Exercise objective | Every record should be repeated exactly, except that pictures are left out.

Dataset excerpts |
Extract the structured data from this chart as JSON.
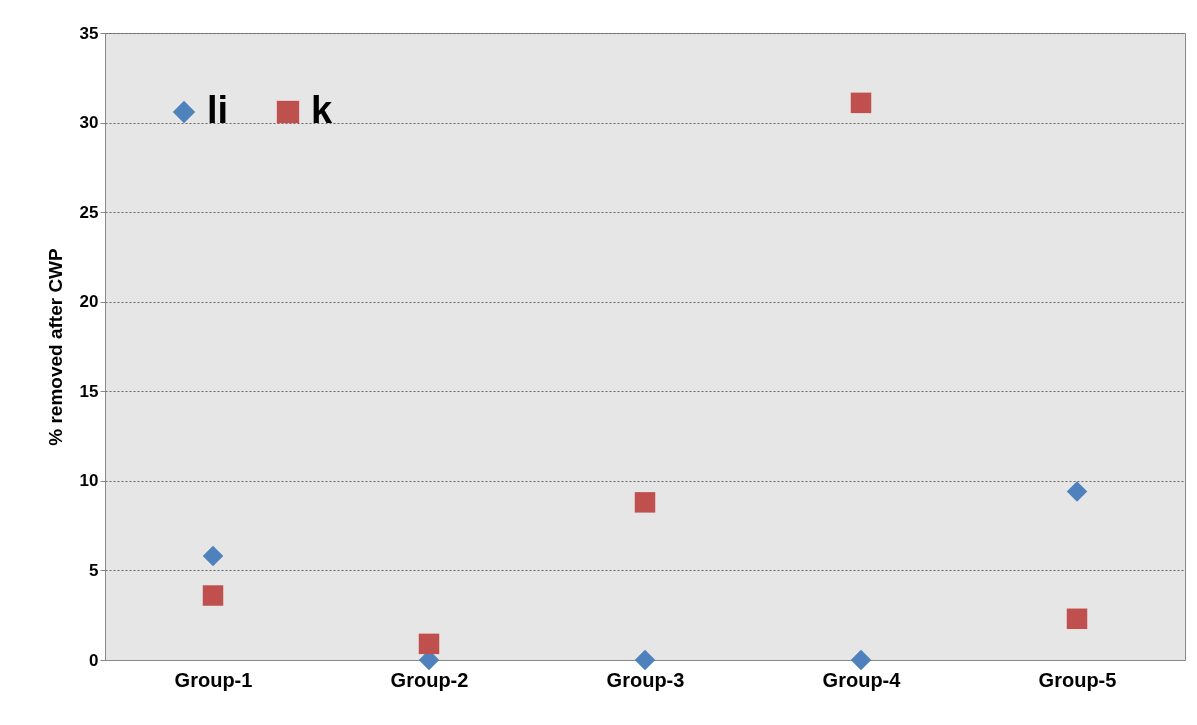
{
  "chart_data": {
    "type": "scatter",
    "ylabel": "% removed after CWP",
    "categories": [
      "Group-1",
      "Group-2",
      "Group-3",
      "Group-4",
      "Group-5"
    ],
    "series": [
      {
        "name": "li",
        "color": "#4f81bd",
        "marker": "diamond",
        "values": [
          5.8,
          0,
          0,
          0,
          9.4
        ]
      },
      {
        "name": "k",
        "color": "#c0504d",
        "marker": "square",
        "values": [
          3.6,
          0.9,
          8.8,
          31.1,
          2.3
        ]
      }
    ],
    "ylim": [
      0,
      35
    ],
    "yticks": [
      0,
      5,
      10,
      15,
      20,
      25,
      30,
      35
    ],
    "grid": "y",
    "legend": "top left"
  }
}
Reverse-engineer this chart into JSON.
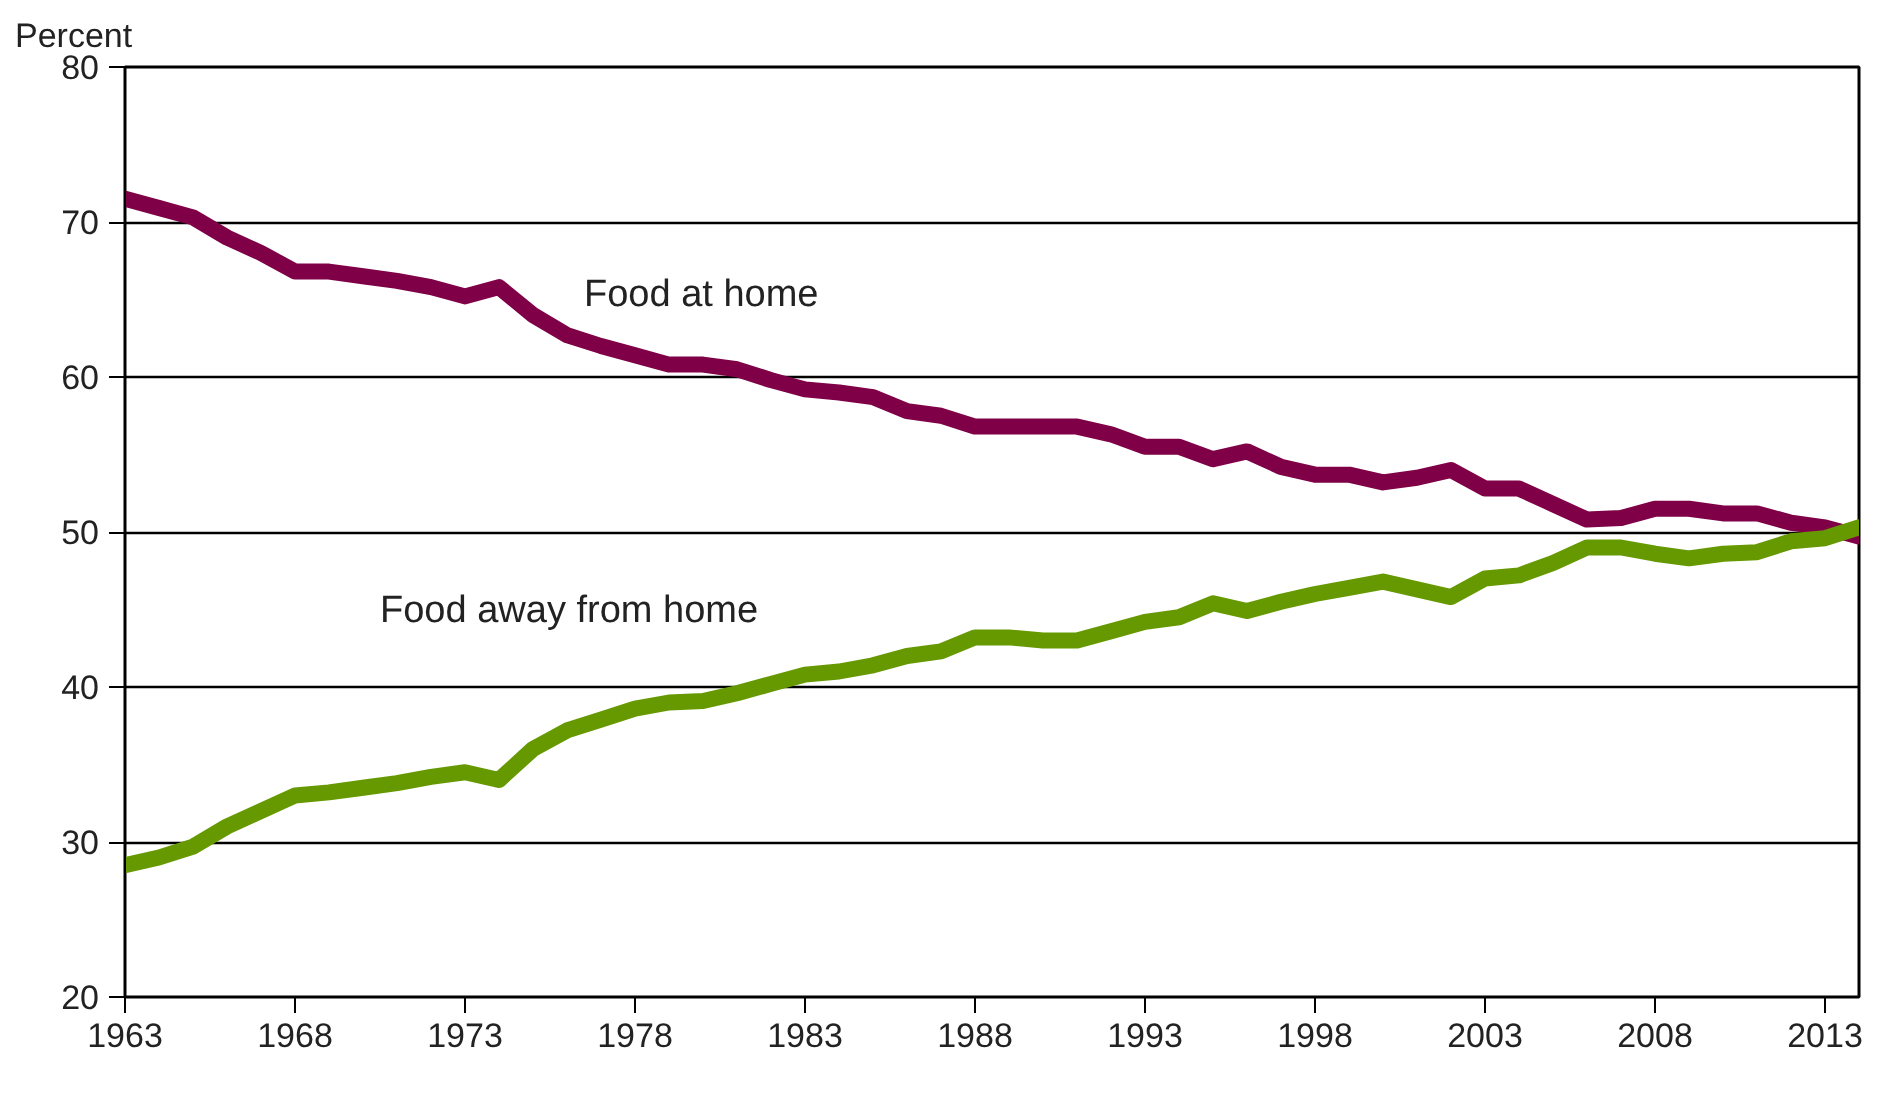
{
  "chart_data": {
    "type": "line",
    "ylabel": "Percent",
    "x": [
      1963,
      1964,
      1965,
      1966,
      1967,
      1968,
      1969,
      1970,
      1971,
      1972,
      1973,
      1974,
      1975,
      1976,
      1977,
      1978,
      1979,
      1980,
      1981,
      1982,
      1983,
      1984,
      1985,
      1986,
      1987,
      1988,
      1989,
      1990,
      1991,
      1992,
      1993,
      1994,
      1995,
      1996,
      1997,
      1998,
      1999,
      2000,
      2001,
      2002,
      2003,
      2004,
      2005,
      2006,
      2007,
      2008,
      2009,
      2010,
      2011,
      2012,
      2013,
      2014
    ],
    "series": [
      {
        "name": "Food at home",
        "color": "#7f0046",
        "values": [
          71.5,
          70.9,
          70.3,
          69,
          68,
          66.8,
          66.8,
          66.5,
          66.2,
          65.8,
          65.2,
          65.8,
          64,
          62.7,
          62,
          61.4,
          60.8,
          60.8,
          60.5,
          59.8,
          59.2,
          59,
          58.7,
          57.8,
          57.5,
          56.8,
          56.8,
          56.8,
          56.8,
          56.3,
          55.5,
          55.5,
          54.7,
          55.2,
          54.2,
          53.7,
          53.7,
          53.2,
          53.5,
          54,
          52.8,
          52.8,
          51.8,
          50.8,
          50.9,
          51.5,
          51.5,
          51.2,
          51.2,
          50.6,
          50.3,
          49.7
        ]
      },
      {
        "name": "Food away from home",
        "color": "#669900",
        "values": [
          28.5,
          29,
          29.7,
          31,
          32,
          33,
          33.2,
          33.5,
          33.8,
          34.2,
          34.5,
          34,
          36,
          37.2,
          37.9,
          38.6,
          39,
          39.1,
          39.6,
          40.2,
          40.8,
          41,
          41.4,
          42,
          42.3,
          43.2,
          43.2,
          43,
          43,
          43.6,
          44.2,
          44.5,
          45.4,
          44.9,
          45.5,
          46,
          46.4,
          46.8,
          46.3,
          45.8,
          47,
          47.2,
          48,
          49,
          49,
          48.6,
          48.3,
          48.6,
          48.7,
          49.4,
          49.6,
          50.3
        ]
      }
    ],
    "xlim": [
      1963,
      2014
    ],
    "xticks": [
      1963,
      1968,
      1973,
      1978,
      1983,
      1988,
      1993,
      1998,
      2003,
      2008,
      2013
    ],
    "ylim": [
      20,
      80
    ],
    "yticks": [
      20,
      30,
      40,
      50,
      60,
      70,
      80
    ],
    "grid": "y",
    "marker": "none",
    "line_style": "solid"
  }
}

Expected answer |
Extract the structured data from this chart as JSON.
{
  "chart_data": {
    "type": "scatter",
    "ylabel": "% removed after CWP",
    "categories": [
      "Group-1",
      "Group-2",
      "Group-3",
      "Group-4",
      "Group-5"
    ],
    "series": [
      {
        "name": "li",
        "color": "#4f81bd",
        "marker": "diamond",
        "values": [
          5.8,
          0,
          0,
          0,
          9.4
        ]
      },
      {
        "name": "k",
        "color": "#c0504d",
        "marker": "square",
        "values": [
          3.6,
          0.9,
          8.8,
          31.1,
          2.3
        ]
      }
    ],
    "ylim": [
      0,
      35
    ],
    "yticks": [
      0,
      5,
      10,
      15,
      20,
      25,
      30,
      35
    ],
    "grid": "y",
    "legend": "top left"
  }
}
Reverse-engineer this chart into JSON.
{
  "chart_data": {
    "type": "line",
    "ylabel": "Percent",
    "x": [
      1963,
      1964,
      1965,
      1966,
      1967,
      1968,
      1969,
      1970,
      1971,
      1972,
      1973,
      1974,
      1975,
      1976,
      1977,
      1978,
      1979,
      1980,
      1981,
      1982,
      1983,
      1984,
      1985,
      1986,
      1987,
      1988,
      1989,
      1990,
      1991,
      1992,
      1993,
      1994,
      1995,
      1996,
      1997,
      1998,
      1999,
      2000,
      2001,
      2002,
      2003,
      2004,
      2005,
      2006,
      2007,
      2008,
      2009,
      2010,
      2011,
      2012,
      2013,
      2014
    ],
    "series": [
      {
        "name": "Food at home",
        "color": "#7f0046",
        "values": [
          71.5,
          70.9,
          70.3,
          69,
          68,
          66.8,
          66.8,
          66.5,
          66.2,
          65.8,
          65.2,
          65.8,
          64,
          62.7,
          62,
          61.4,
          60.8,
          60.8,
          60.5,
          59.8,
          59.2,
          59,
          58.7,
          57.8,
          57.5,
          56.8,
          56.8,
          56.8,
          56.8,
          56.3,
          55.5,
          55.5,
          54.7,
          55.2,
          54.2,
          53.7,
          53.7,
          53.2,
          53.5,
          54,
          52.8,
          52.8,
          51.8,
          50.8,
          50.9,
          51.5,
          51.5,
          51.2,
          51.2,
          50.6,
          50.3,
          49.7
        ]
      },
      {
        "name": "Food away from home",
        "color": "#669900",
        "values": [
          28.5,
          29,
          29.7,
          31,
          32,
          33,
          33.2,
          33.5,
          33.8,
          34.2,
          34.5,
          34,
          36,
          37.2,
          37.9,
          38.6,
          39,
          39.1,
          39.6,
          40.2,
          40.8,
          41,
          41.4,
          42,
          42.3,
          43.2,
          43.2,
          43,
          43,
          43.6,
          44.2,
          44.5,
          45.4,
          44.9,
          45.5,
          46,
          46.4,
          46.8,
          46.3,
          45.8,
          47,
          47.2,
          48,
          49,
          49,
          48.6,
          48.3,
          48.6,
          48.7,
          49.4,
          49.6,
          50.3
        ]
      }
    ],
    "xlim": [
      1963,
      2014
    ],
    "xticks": [
      1963,
      1968,
      1973,
      1978,
      1983,
      1988,
      1993,
      1998,
      2003,
      2008,
      2013
    ],
    "ylim": [
      20,
      80
    ],
    "yticks": [
      20,
      30,
      40,
      50,
      60,
      70,
      80
    ],
    "grid": "y",
    "marker": "none",
    "line_style": "solid"
  }
}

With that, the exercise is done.